- Data listing -
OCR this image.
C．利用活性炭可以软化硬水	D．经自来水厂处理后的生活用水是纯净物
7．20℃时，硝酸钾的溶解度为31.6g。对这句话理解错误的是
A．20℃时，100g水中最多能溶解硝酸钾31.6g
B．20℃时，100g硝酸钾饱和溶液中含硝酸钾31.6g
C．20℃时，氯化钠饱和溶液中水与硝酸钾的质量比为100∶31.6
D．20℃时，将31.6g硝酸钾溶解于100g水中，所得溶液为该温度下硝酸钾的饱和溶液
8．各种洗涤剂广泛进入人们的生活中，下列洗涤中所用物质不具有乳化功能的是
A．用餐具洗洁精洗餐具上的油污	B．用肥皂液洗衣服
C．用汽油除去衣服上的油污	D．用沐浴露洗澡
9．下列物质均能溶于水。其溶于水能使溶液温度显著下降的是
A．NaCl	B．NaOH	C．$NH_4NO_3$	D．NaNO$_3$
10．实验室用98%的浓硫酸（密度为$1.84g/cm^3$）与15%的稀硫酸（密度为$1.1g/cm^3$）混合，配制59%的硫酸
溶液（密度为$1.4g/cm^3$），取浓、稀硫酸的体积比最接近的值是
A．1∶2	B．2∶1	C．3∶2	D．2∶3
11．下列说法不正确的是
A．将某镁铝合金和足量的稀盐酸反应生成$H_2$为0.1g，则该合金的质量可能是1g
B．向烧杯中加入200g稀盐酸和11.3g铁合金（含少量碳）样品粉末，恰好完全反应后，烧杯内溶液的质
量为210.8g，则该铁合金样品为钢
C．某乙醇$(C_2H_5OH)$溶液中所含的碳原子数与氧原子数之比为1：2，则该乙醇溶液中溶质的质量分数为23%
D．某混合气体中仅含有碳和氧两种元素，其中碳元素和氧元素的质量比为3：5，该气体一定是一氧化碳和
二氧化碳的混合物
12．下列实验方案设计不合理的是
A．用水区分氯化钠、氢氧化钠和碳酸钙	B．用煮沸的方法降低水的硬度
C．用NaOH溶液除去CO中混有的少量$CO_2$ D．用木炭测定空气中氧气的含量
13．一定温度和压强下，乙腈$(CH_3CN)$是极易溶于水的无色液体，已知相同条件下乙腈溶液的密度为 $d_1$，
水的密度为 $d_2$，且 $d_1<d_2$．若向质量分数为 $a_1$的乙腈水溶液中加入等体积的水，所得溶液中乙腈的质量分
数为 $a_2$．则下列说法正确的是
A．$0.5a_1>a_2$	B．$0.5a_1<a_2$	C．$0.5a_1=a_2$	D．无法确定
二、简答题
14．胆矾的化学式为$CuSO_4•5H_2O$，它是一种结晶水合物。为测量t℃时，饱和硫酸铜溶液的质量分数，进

- Brief -
From the listing above, extract every line exactly as it stands.

- Answer to the problem -
OCR this image.
C．利用活性炭可以软化硬水	D．经自来水厂处理后的生活用水是纯净物
7．20℃时，硝酸钾的溶解度为31.6g。对这句话理解错误的是
A．20℃时，100g水中最多能溶解硝酸钾31.6g
B．20℃时，100g硝酸钾饱和溶液中含硝酸钾31.6g
C．20℃时，氯化钠饱和溶液中水与硝酸钾的质量比为100∶31.6
D．20℃时，将31.6g硝酸钾溶解于100g水中，所得溶液为该温度下硝酸钾的饱和溶液
8．各种洗涤剂广泛进入人们的生活中，下列洗涤中所用物质不具有乳化功能的是
A．用餐具洗洁精洗餐具上的油污	B．用肥皂液洗衣服
C．用汽油除去衣服上的油污	D．用沐浴露洗澡
9．下列物质均能溶于水。其溶于水能使溶液温度显著下降的是
A．NaCl	B．NaOH	C．$NH_4NO_3$	D．NaNO$_3$
10．实验室用98%的浓硫酸（密度为$1.84g/cm^3$）与15%的稀硫酸（密度为$1.1g/cm^3$）混合，配制59%的硫酸
溶液（密度为$1.4g/cm^3$），取浓、稀硫酸的体积比最接近的值是
A．1∶2	B．2∶1	C．3∶2	D．2∶3
11．下列说法不正确的是
A．将某镁铝合金和足量的稀盐酸反应生成$H_2$为0.1g，则该合金的质量可能是1g
B．向烧杯中加入200g稀盐酸和11.3g铁合金（含少量碳）样品粉末，恰好完全反应后，烧杯内溶液的质
量为210.8g，则该铁合金样品为钢
C．某乙醇$(C_2H_5OH)$溶液中所含的碳原子数与氧原子数之比为1：2，则该乙醇溶液中溶质的质量分数为23%
D．某混合气体中仅含有碳和氧两种元素，其中碳元素和氧元素的质量比为3：5，该气体一定是一氧化碳和
二氧化碳的混合物
12．下列实验方案设计不合理的是
A．用水区分氯化钠、氢氧化钠和碳酸钙	B．用煮沸的方法降低水的硬度
C．用NaOH溶液除去CO中混有的少量$CO_2$ D．用木炭测定空气中氧气的含量
13．一定温度和压强下，乙腈$(CH_3CN)$是极易溶于水的无色液体，已知相同条件下乙腈溶液的密度为 $d_1$，
水的密度为 $d_2$，且 $d_1<d_2$．若向质量分数为 $a_1$的乙腈水溶液中加入等体积的水，所得溶液中乙腈的质量分
数为 $a_2$．则下列说法正确的是
A．$0.5a_1>a_2$	B．$0.5a_1<a_2$	C．$0.5a_1=a_2$	D．无法确定
二、简答题
14．胆矾的化学式为$CuSO_4•5H_2O$，它是一种结晶水合物。为测量t℃时，饱和硫酸铜溶液的质量分数，进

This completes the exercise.